■ Extracted information
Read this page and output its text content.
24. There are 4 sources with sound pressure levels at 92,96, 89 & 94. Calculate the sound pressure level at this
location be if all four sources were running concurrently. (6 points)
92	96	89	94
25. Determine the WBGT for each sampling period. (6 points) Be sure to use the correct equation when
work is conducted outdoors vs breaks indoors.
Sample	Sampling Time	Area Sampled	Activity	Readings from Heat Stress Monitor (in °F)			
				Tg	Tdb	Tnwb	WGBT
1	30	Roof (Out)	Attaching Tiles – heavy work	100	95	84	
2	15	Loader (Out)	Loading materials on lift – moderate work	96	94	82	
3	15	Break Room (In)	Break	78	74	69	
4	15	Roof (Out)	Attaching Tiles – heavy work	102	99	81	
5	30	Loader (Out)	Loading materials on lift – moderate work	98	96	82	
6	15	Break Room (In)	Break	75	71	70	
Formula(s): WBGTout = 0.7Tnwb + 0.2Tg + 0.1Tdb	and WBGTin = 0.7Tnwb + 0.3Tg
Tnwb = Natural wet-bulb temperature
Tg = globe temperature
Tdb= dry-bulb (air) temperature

■ Written problem
Restate the listing in full, word for word.

■ Final result
Read this page and output its text content.
24. There are 4 sources with sound pressure levels at 92,96, 89 & 94. Calculate the sound pressure level at this
location be if all four sources were running concurrently. (6 points)
92	96	89	94
25. Determine the WBGT for each sampling period. (6 points) Be sure to use the correct equation when
work is conducted outdoors vs breaks indoors.
Sample	Sampling Time	Area Sampled	Activity	Readings from Heat Stress Monitor (in °F)			
				Tg	Tdb	Tnwb	WGBT
1	30	Roof (Out)	Attaching Tiles – heavy work	100	95	84	
2	15	Loader (Out)	Loading materials on lift – moderate work	96	94	82	
3	15	Break Room (In)	Break	78	74	69	
4	15	Roof (Out)	Attaching Tiles – heavy work	102	99	81	
5	30	Loader (Out)	Loading materials on lift – moderate work	98	96	82	
6	15	Break Room (In)	Break	75	71	70	
Formula(s): WBGTout = 0.7Tnwb + 0.2Tg + 0.1Tdb	and WBGTin = 0.7Tnwb + 0.3Tg
Tnwb = Natural wet-bulb temperature
Tg = globe temperature
Tdb= dry-bulb (air) temperature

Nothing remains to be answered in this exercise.